Blab, the live video chat platform that launched in early 2015 and quickly grew to almost four million users, has closed its doors.
Co-founder Shaan Puri announced the shutdown late Friday, saying that the website and app would be shut down immediately. He touted some impressive numbers from the service’s first year — 3.9 million users and an average time-on-site of 65 minutes per day.
But he also says that user churn was a problem because live video streams require a user’s complete attention. Puri says only about 10 percent of Blab’s userbase visited regularly.
Why? Because most live streams aren’t interesting enough to justify stopping what they are doing to watch your broadcast. The struggle with Livestreaming [sic] — is that we need to show you something awesome, that’s being made right now. Turns out, that’s really tough. It killed Meerkat, and Periscope & [Facebook] Live are feeling the pain right now. Really, only Twitch has gotten it right with live streaming video games.
Blab was sort of a middle ground between Periscope (single-user video) and Google Hangouts (multiple users). It allowed up to four people to participate in a live video chat and quickly became popular among marketers for its ease of use and integration with social media. Here at Marketing Land, we’ve been using Blab since February to offer our weekly live video show Marketing Land Live, and more recently began using the recorded Blab audio to turn the show into a podcast.

**WHAT THE TASK ASKS:**
According to the text about Blab's shutdown, what average time-on-site per day did the service report in its first year? The records that follow were taken from a separate source.

**DATASET:**
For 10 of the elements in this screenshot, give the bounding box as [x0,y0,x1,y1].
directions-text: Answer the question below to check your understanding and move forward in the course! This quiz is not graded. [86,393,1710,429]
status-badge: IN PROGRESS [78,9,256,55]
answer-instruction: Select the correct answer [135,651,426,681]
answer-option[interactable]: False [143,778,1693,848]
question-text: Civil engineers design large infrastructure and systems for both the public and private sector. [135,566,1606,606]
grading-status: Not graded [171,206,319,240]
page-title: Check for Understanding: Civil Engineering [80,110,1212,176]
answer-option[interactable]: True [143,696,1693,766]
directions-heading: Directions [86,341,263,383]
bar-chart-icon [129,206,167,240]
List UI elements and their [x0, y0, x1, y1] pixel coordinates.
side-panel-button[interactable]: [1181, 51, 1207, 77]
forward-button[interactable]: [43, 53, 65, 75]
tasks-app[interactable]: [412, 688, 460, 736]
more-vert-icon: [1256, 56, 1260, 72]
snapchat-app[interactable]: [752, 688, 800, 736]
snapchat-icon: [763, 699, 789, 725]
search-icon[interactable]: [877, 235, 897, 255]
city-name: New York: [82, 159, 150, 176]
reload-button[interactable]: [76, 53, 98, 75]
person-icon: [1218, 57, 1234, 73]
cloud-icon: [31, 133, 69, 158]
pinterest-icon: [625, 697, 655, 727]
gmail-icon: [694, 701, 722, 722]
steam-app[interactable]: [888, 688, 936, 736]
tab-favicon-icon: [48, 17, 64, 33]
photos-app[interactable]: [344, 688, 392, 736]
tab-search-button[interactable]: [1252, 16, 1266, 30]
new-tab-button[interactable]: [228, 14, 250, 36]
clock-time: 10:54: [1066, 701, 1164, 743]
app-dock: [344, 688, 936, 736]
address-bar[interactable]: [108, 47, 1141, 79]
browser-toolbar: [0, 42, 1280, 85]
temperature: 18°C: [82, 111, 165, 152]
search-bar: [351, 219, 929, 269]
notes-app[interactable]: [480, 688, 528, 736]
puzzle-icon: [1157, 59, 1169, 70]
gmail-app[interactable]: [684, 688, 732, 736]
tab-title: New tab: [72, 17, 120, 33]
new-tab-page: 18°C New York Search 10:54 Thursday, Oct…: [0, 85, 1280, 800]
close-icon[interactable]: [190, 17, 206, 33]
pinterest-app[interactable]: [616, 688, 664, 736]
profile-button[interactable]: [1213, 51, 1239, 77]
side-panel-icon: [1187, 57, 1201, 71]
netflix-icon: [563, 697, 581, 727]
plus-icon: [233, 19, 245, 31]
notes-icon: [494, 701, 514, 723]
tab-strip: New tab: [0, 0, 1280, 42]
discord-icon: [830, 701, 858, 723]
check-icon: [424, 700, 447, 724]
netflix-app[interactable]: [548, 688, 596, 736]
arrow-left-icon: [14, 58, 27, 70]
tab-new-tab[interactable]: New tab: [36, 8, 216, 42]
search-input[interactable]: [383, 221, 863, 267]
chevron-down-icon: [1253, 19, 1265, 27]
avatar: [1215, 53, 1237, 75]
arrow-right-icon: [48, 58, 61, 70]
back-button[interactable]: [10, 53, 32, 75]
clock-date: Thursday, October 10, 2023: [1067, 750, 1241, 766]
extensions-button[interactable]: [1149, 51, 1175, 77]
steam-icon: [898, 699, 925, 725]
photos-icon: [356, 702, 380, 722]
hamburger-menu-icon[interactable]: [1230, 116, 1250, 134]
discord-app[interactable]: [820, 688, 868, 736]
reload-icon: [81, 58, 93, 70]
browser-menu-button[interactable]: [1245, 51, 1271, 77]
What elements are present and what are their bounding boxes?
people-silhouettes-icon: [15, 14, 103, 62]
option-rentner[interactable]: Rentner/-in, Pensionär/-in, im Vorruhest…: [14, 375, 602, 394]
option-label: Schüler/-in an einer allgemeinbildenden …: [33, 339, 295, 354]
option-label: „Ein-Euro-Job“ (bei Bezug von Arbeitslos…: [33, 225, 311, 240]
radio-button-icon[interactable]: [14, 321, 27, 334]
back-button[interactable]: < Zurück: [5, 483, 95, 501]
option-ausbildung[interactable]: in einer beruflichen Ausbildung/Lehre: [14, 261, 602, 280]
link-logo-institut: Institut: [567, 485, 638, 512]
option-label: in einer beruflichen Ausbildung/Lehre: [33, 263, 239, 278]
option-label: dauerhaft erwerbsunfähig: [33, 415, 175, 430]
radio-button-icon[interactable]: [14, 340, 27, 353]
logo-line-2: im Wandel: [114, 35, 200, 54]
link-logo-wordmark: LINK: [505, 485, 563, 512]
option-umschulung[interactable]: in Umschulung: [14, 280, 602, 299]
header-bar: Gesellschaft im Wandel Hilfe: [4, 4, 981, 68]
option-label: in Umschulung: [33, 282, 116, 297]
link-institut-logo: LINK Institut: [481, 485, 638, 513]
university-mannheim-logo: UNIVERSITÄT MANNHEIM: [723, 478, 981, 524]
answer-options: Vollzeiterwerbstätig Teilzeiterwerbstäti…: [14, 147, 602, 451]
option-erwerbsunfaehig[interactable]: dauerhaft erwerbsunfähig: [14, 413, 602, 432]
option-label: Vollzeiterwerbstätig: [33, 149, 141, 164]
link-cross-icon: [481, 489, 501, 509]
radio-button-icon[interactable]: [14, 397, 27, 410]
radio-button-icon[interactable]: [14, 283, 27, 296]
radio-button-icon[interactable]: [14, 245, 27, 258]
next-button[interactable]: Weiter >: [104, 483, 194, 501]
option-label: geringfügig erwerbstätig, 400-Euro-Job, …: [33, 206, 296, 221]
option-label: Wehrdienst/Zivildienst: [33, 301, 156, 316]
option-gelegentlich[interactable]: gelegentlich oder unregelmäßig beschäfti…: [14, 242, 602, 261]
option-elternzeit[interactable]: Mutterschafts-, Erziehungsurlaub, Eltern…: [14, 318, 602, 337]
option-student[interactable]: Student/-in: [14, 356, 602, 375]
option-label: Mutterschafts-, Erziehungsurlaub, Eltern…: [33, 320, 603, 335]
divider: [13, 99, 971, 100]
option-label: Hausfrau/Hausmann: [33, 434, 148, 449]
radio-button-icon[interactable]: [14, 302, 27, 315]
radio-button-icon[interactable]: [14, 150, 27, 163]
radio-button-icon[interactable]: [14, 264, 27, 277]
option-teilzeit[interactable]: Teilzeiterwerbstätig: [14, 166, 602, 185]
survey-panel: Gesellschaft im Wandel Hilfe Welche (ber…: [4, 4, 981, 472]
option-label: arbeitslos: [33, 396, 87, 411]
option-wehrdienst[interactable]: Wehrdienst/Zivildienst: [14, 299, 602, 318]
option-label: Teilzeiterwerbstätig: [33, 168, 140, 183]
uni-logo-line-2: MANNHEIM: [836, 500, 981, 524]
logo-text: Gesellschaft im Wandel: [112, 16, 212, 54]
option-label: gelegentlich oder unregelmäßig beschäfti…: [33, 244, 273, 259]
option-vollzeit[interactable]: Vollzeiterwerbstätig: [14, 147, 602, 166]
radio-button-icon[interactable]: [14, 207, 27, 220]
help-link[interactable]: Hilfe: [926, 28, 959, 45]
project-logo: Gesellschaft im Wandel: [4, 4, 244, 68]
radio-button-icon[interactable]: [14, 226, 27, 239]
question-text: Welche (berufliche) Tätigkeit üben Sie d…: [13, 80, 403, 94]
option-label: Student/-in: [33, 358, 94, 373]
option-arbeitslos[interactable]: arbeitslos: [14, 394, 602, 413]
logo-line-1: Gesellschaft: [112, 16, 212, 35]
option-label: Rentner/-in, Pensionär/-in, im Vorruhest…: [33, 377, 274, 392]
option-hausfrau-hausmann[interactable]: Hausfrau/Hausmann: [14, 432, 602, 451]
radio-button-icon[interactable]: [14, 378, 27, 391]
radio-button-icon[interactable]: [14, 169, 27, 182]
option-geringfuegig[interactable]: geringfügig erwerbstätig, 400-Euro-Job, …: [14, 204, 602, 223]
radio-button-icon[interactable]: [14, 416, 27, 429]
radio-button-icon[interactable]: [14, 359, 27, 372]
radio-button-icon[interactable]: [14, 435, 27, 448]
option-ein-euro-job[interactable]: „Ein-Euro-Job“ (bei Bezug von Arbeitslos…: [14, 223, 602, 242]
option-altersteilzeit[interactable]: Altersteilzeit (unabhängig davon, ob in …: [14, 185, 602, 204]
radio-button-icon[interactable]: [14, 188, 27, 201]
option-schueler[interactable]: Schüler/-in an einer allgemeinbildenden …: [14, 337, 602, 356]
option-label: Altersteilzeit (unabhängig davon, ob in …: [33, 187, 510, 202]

**COMPLETED EXERCISE:**
65 minutes per day.